* **Short exercise**: Isolate every line in the records below with "danych" in it.

* **Record extracts**:

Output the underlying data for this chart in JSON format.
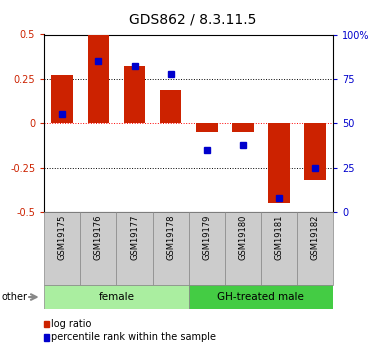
{
  "title": "GDS862 / 8.3.11.5",
  "samples": [
    "GSM19175",
    "GSM19176",
    "GSM19177",
    "GSM19178",
    "GSM19179",
    "GSM19180",
    "GSM19181",
    "GSM19182"
  ],
  "log_ratio": [
    0.27,
    0.5,
    0.32,
    0.19,
    -0.05,
    -0.05,
    -0.45,
    -0.32
  ],
  "percentile_rank": [
    55,
    85,
    82,
    78,
    35,
    38,
    8,
    25
  ],
  "groups": [
    {
      "label": "female",
      "start": 0,
      "end": 4,
      "color": "#AAEEA0"
    },
    {
      "label": "GH-treated male",
      "start": 4,
      "end": 8,
      "color": "#44CC44"
    }
  ],
  "ylim_left": [
    -0.5,
    0.5
  ],
  "ylim_right": [
    0,
    100
  ],
  "yticks_left": [
    -0.5,
    -0.25,
    0,
    0.25,
    0.5
  ],
  "yticks_right": [
    0,
    25,
    50,
    75,
    100
  ],
  "bar_color": "#CC2200",
  "dot_color": "#0000CC",
  "bg_color": "#FFFFFF",
  "grid_color": "#000000",
  "zero_line_color": "#FF0000",
  "legend_log_ratio": "log ratio",
  "legend_percentile": "percentile rank within the sample",
  "other_label": "other"
}
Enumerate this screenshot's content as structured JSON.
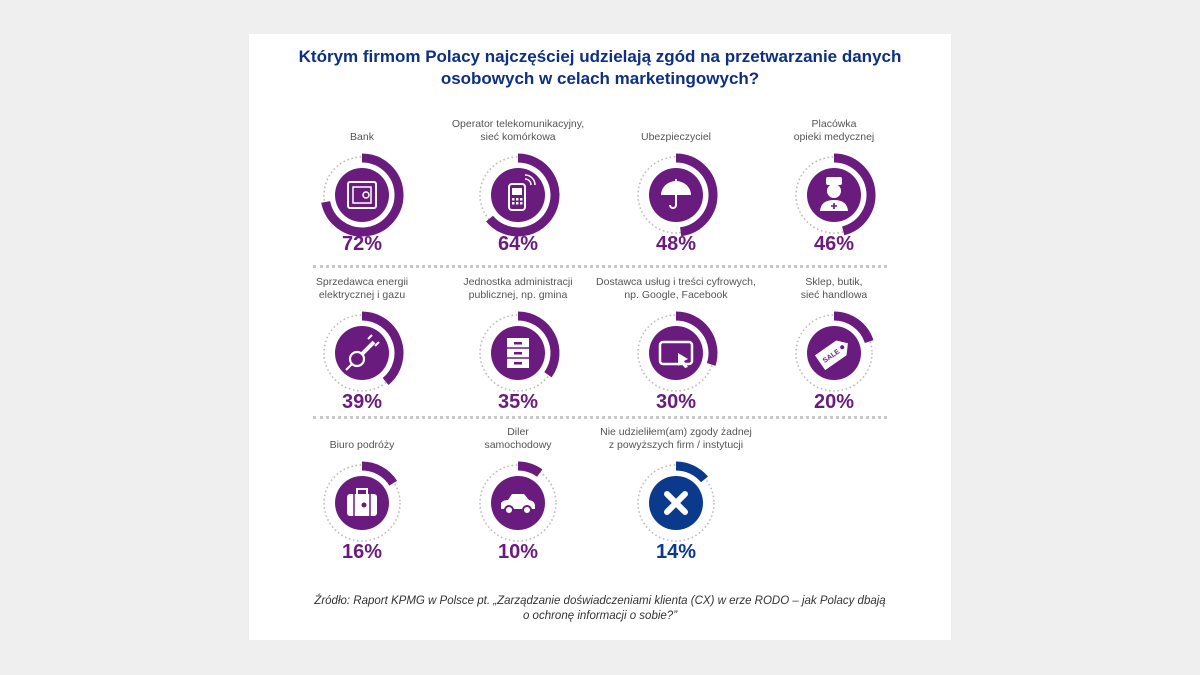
{
  "title_line1": "Którym firmom Polacy najczęściej udzielają zgód na przetwarzanie danych",
  "title_line2": "osobowych w celach marketingowych?",
  "colors": {
    "purple": "#6a1b7e",
    "blue": "#0b3a8c",
    "track": "#bdbdbd"
  },
  "chart_data": {
    "type": "radial-progress",
    "title": "Którym firmom Polacy najczęściej udzielają zgód na przetwarzanie danych osobowych w celach marketingowych?",
    "unit": "%",
    "items": [
      {
        "label1": "Bank",
        "label2": "",
        "value": 72,
        "pct": "72%",
        "icon": "safe-icon"
      },
      {
        "label1": "Operator telekomunikacyjny,",
        "label2": "sieć komórkowa",
        "value": 64,
        "pct": "64%",
        "icon": "mobile-phone-icon"
      },
      {
        "label1": "Ubezpieczyciel",
        "label2": "",
        "value": 48,
        "pct": "48%",
        "icon": "umbrella-icon"
      },
      {
        "label1": "Placówka",
        "label2": "opieki medycznej",
        "value": 46,
        "pct": "46%",
        "icon": "nurse-icon"
      },
      {
        "label1": "Sprzedawca energii",
        "label2": "elektrycznej i gazu",
        "value": 39,
        "pct": "39%",
        "icon": "plug-icon"
      },
      {
        "label1": "Jednostka administracji",
        "label2": "publicznej, np. gmina",
        "value": 35,
        "pct": "35%",
        "icon": "filing-cabinet-icon"
      },
      {
        "label1": "Dostawca usług i treści cyfrowych,",
        "label2": "np. Google, Facebook",
        "value": 30,
        "pct": "30%",
        "icon": "tablet-touch-icon"
      },
      {
        "label1": "Sklep, butik,",
        "label2": "sieć handlowa",
        "value": 20,
        "pct": "20%",
        "icon": "sale-tag-icon",
        "tag_text": "SALE"
      },
      {
        "label1": "Biuro podróży",
        "label2": "",
        "value": 16,
        "pct": "16%",
        "icon": "suitcase-icon"
      },
      {
        "label1": "Diler",
        "label2": "samochodowy",
        "value": 10,
        "pct": "10%",
        "icon": "car-icon"
      },
      {
        "label1": "Nie udzieliłem(am) zgody żadnej",
        "label2": "z powyższych firm / instytucji",
        "value": 14,
        "pct": "14%",
        "icon": "x-icon",
        "highlight": true
      }
    ]
  },
  "source_line1": "Źródło: Raport KPMG w Polsce pt. „Zarządzanie doświadczeniami klienta (CX) w erze RODO – jak Polacy dbają",
  "source_line2": "o ochronę informacji o sobie?”"
}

* **Task response**:
  "title_line1": "Którym firmom Polacy najczęściej udzielają zgód na przetwarzanie danych",
    "title": "Którym firmom Polacy najczęściej udzielają zgód na przetwarzanie danych osobowych w celach marketingowych?",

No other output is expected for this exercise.